> Task prompt
All of the records below need to be copied exactly.
— START Data shown —
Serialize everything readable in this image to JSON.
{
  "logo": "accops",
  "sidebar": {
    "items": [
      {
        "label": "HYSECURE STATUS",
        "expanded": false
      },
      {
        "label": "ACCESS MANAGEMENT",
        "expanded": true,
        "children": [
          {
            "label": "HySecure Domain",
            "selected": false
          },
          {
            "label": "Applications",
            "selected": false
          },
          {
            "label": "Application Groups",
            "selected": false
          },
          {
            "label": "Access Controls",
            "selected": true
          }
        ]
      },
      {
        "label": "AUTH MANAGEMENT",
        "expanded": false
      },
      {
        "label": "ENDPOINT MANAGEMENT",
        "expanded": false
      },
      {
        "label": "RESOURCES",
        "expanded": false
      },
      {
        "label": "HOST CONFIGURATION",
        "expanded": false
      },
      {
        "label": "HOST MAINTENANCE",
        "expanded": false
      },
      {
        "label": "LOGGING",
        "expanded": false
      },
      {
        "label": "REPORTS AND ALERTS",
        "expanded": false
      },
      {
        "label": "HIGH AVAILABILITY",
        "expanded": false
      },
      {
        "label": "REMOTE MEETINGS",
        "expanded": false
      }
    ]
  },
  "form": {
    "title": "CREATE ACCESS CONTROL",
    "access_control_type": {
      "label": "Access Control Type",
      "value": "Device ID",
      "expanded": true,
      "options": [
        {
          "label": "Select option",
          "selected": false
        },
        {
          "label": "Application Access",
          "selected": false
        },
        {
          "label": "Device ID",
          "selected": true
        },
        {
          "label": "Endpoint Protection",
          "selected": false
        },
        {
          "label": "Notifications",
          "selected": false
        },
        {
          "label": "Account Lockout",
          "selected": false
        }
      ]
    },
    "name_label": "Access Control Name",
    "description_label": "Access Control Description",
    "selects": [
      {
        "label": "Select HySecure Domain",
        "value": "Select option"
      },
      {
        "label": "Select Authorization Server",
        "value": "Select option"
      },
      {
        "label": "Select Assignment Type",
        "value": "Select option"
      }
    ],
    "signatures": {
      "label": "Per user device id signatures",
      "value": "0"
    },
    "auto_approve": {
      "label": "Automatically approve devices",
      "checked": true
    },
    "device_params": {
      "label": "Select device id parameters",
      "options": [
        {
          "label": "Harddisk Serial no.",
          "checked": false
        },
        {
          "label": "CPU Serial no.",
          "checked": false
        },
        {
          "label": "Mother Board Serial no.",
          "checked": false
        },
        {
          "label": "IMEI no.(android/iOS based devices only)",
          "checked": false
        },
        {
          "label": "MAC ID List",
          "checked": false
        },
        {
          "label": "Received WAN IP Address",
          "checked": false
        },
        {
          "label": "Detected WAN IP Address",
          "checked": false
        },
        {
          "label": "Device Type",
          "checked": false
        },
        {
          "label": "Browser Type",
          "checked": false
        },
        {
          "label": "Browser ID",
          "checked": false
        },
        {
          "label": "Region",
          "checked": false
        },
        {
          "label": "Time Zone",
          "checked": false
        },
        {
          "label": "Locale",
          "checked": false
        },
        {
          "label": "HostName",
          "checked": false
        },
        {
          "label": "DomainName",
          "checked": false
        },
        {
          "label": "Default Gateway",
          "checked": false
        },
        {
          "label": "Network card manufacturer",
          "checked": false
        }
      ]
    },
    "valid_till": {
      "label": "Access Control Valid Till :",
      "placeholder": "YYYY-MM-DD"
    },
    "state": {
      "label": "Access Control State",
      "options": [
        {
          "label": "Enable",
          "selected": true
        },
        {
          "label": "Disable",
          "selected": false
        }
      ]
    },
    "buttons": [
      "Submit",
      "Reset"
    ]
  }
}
— END Data shown —
> Answer for the task
Serialize everything readable in this image to JSON.
{
  "logo": "accops",
  "sidebar": {
    "items": [
      {
        "label": "HYSECURE STATUS",
        "expanded": false
      },
      {
        "label": "ACCESS MANAGEMENT",
        "expanded": true,
        "children": [
          {
            "label": "HySecure Domain",
            "selected": false
          },
          {
            "label": "Applications",
            "selected": false
          },
          {
            "label": "Application Groups",
            "selected": false
          },
          {
            "label": "Access Controls",
            "selected": true
          }
        ]
      },
      {
        "label": "AUTH MANAGEMENT",
        "expanded": false
      },
      {
        "label": "ENDPOINT MANAGEMENT",
        "expanded": false
      },
      {
        "label": "RESOURCES",
        "expanded": false
      },
      {
        "label": "HOST CONFIGURATION",
        "expanded": false
      },
      {
        "label": "HOST MAINTENANCE",
        "expanded": false
      },
      {
        "label": "LOGGING",
        "expanded": false
      },
      {
        "label": "REPORTS AND ALERTS",
        "expanded": false
      },
      {
        "label": "HIGH AVAILABILITY",
        "expanded": false
      },
      {
        "label": "REMOTE MEETINGS",
        "expanded": false
      }
    ]
  },
  "form": {
    "title": "CREATE ACCESS CONTROL",
    "access_control_type": {
      "label": "Access Control Type",
      "value": "Device ID",
      "expanded": true,
      "options": [
        {
          "label": "Select option",
          "selected": false
        },
        {
          "label": "Application Access",
          "selected": false
        },
        {
          "label": "Device ID",
          "selected": true
        },
        {
          "label": "Endpoint Protection",
          "selected": false
        },
        {
          "label": "Notifications",
          "selected": false
        },
        {
          "label": "Account Lockout",
          "selected": false
        }
      ]
    },
    "name_label": "Access Control Name",
    "description_label": "Access Control Description",
    "selects": [
      {
        "label": "Select HySecure Domain",
        "value": "Select option"
      },
      {
        "label": "Select Authorization Server",
        "value": "Select option"
      },
      {
        "label": "Select Assignment Type",
        "value": "Select option"
      }
    ],
    "signatures": {
      "label": "Per user device id signatures",
      "value": "0"
    },
    "auto_approve": {
      "label": "Automatically approve devices",
      "checked": true
    },
    "device_params": {
      "label": "Select device id parameters",
      "options": [
        {
          "label": "Harddisk Serial no.",
          "checked": false
        },
        {
          "label": "CPU Serial no.",
          "checked": false
        },
        {
          "label": "Mother Board Serial no.",
          "checked": false
        },
        {
          "label": "IMEI no.(android/iOS based devices only)",
          "checked": false
        },
        {
          "label": "MAC ID List",
          "checked": false
        },
        {
          "label": "Received WAN IP Address",
          "checked": false
        },
        {
          "label": "Detected WAN IP Address",
          "checked": false
        },
        {
          "label": "Device Type",
          "checked": false
        },
        {
          "label": "Browser Type",
          "checked": false
        },
        {
          "label": "Browser ID",
          "checked": false
        },
        {
          "label": "Region",
          "checked": false
        },
        {
          "label": "Time Zone",
          "checked": false
        },
        {
          "label": "Locale",
          "checked": false
        },
        {
          "label": "HostName",
          "checked": false
        },
        {
          "label": "DomainName",
          "checked": false
        },
        {
          "label": "Default Gateway",
          "checked": false
        },
        {
          "label": "Network card manufacturer",
          "checked": false
        }
      ]
    },
    "valid_till": {
      "label": "Access Control Valid Till :",
      "placeholder": "YYYY-MM-DD"
    },
    "state": {
      "label": "Access Control State",
      "options": [
        {
          "label": "Enable",
          "selected": true
        },
        {
          "label": "Disable",
          "selected": false
        }
      ]
    },
    "buttons": [
      "Submit",
      "Reset"
    ]
  }
}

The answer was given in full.